Passage START

EuroPA, a consortium of payment service providers including Bancomat, Bizum, MB WAY (SIBS), and Vipps MobilePay, has entered into a partnership with the European Payments Initiative (EPI).
The first phase of their collaboration is nearing completion. The second phase involves finalizing the feasibility study, which is currently ongoing and due by December 2025, followed by moving into the implementation phase.
EuroPA and EPI, alongside Bizum, MB WAY, and Vipps MobilePay, are establishing a central technical hub based on European infrastructures. This hub aims to enable users to perform instant cross-border payments daily, covering applications such as P2P transfers and transactions both online and in-store. This approach ensures that consumers and merchants can continue to use their preferred solutions with an expanded European reach.
The Mobile Payments Alliance in Europe
EuroPA (European Payments Alliance) is a group of mobile payment service providers from various European markets. Its goal is to contribute to the development of a sovereign pan-European payments market through interoperability between existing payment solutions, leveraging SEPA instant payment standards and significant mobile solutions within Europe.
The initiative began its collaboration with Bancomat, Bizum, and MB WAY/SIBS in March 2025, benefiting 50 million users across Andorra, Italy, Portugal, and Spain. Other similar solutions like Bilk from Poland, Greece’s IRIS, and Vipps MobilePay from the Nordics have joined and will be integrated gradually.
This new partnership offers multiple payment methods to ensure a smooth and user-friendly experience while supporting operations with various brands. Interoperability is built on European regulatory standards and deployment will occur progressively, starting with P2P transfers, with additional use cases to follow.
In its initial stage, the alliance will cover 13 markets where participating companies are already active—Andorra, Belgium, Denmark, Finland, France, Germany, Italy, Luxembourg, The Netherlands, Norway, Portugal, Spain, and Sweden. This step marks a move towards an increasingly independent and sovereign European payment ecosystem.

Passage END

Parts of the exercise:
1. Reproduce word for word the part of the EuroPA passage that runs from "In its initial" up to and including "European payment ecosystem.".
2. Answer these questions using the EuroPA passage:
(a) By when is the feasibility study due?
(b) In what month and year did the initiative begin its collaboration with Bancomat, Bizum, and MB WAY/SIBS?
(c) How many markets will the alliance cover in its initial stage?

Information provided START

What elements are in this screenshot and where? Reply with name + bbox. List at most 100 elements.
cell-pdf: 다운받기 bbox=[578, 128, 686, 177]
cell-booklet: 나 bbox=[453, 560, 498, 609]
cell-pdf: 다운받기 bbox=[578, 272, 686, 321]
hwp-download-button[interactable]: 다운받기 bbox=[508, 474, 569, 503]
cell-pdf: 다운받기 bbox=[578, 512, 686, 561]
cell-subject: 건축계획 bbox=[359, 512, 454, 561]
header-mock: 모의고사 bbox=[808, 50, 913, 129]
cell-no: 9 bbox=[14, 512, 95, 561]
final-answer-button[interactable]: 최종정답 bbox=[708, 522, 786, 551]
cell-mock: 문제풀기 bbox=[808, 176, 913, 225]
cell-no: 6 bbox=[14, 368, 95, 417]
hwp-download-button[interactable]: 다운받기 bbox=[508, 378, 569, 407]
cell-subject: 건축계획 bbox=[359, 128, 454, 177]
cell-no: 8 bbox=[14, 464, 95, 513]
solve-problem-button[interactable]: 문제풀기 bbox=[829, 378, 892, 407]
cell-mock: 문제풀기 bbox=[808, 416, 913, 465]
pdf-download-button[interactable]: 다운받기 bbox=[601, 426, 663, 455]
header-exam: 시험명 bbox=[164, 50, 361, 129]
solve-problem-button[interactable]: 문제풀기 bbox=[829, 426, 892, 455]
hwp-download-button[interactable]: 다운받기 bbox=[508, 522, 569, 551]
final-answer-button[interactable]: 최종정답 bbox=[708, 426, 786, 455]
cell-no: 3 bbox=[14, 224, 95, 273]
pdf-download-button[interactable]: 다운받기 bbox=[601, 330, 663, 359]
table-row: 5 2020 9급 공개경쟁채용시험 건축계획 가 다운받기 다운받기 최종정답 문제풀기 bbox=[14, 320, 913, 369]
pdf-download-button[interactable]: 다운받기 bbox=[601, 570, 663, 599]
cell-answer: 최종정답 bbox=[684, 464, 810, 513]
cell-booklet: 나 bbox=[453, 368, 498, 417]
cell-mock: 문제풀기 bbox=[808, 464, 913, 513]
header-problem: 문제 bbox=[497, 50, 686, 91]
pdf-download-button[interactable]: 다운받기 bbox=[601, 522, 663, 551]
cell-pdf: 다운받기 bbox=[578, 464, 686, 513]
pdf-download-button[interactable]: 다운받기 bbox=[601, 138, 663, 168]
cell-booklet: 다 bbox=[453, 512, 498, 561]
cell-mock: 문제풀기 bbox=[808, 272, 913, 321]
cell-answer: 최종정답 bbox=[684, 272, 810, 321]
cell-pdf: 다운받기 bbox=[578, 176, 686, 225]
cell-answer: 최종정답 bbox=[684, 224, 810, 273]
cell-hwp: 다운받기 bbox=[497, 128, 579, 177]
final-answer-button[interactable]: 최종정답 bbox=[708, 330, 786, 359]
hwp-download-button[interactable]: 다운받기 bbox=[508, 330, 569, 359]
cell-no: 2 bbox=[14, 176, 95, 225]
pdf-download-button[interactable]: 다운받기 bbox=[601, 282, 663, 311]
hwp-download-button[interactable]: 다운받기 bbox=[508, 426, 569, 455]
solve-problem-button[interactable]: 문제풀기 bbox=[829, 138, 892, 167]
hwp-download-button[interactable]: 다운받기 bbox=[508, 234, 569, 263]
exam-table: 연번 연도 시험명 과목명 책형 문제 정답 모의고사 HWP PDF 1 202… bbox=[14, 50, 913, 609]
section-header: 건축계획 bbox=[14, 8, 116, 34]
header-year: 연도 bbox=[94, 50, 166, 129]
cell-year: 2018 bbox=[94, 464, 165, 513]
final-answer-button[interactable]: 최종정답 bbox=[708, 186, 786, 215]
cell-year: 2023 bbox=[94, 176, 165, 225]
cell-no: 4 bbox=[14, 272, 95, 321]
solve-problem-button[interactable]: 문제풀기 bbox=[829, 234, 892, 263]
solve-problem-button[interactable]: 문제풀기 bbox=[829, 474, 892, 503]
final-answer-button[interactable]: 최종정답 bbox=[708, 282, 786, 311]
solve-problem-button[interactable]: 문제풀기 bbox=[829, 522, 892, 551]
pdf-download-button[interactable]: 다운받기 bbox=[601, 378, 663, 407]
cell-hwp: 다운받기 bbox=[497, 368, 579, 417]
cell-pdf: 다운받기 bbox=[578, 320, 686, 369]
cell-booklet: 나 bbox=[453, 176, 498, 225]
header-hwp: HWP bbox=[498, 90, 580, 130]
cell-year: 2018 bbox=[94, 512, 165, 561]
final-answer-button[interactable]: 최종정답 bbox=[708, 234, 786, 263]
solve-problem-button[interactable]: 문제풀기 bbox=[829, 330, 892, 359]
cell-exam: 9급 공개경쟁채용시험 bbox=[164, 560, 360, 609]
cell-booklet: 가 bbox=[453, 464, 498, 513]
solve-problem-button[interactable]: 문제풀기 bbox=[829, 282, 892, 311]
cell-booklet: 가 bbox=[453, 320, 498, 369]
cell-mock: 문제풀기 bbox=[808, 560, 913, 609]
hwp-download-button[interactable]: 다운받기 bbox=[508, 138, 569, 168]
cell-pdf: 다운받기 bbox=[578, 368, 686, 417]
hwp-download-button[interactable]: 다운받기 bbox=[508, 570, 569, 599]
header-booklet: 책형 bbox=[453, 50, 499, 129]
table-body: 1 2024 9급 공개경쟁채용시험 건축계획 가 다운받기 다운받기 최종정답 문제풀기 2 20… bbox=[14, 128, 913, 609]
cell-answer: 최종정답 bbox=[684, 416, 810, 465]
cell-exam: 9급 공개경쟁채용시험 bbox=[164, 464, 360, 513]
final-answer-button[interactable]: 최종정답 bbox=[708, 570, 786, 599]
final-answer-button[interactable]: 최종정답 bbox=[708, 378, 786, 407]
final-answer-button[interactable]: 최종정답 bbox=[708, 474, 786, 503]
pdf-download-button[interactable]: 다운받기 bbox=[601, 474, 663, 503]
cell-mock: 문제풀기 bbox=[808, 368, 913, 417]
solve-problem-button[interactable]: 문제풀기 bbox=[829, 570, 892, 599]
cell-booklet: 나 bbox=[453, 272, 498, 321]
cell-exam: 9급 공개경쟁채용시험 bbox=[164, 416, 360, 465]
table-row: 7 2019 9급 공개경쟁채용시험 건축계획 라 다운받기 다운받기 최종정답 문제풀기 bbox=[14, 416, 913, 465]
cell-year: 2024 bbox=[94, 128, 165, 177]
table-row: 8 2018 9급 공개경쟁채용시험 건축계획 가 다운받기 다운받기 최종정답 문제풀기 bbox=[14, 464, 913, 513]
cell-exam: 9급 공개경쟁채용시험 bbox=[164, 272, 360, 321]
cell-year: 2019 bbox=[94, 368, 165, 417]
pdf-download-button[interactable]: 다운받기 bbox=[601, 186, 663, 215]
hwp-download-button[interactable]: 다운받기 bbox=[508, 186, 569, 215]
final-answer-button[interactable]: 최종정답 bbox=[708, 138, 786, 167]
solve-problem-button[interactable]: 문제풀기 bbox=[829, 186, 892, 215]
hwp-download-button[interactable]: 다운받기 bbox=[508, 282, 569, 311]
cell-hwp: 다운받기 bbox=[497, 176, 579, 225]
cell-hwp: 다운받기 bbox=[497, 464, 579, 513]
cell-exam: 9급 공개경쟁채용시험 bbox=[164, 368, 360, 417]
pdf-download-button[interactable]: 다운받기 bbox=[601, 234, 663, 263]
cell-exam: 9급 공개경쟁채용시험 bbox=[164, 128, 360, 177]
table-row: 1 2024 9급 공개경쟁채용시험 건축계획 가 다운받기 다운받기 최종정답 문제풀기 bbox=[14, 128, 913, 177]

Information provided END

Outputs in order:
1.
In its initial stage, the alliance will cover 13 markets where participating companies are already active—Andorra, Belgium, Denmark, Finland, France, Germany, Italy, Luxembourg, The Netherlands, Norway, Portugal, Spain, and Sweden. This step marks a move towards an increasingly independent and sovereign European payment ecosystem.

2.
(a) December 2025
(b) March 2025
(c) 13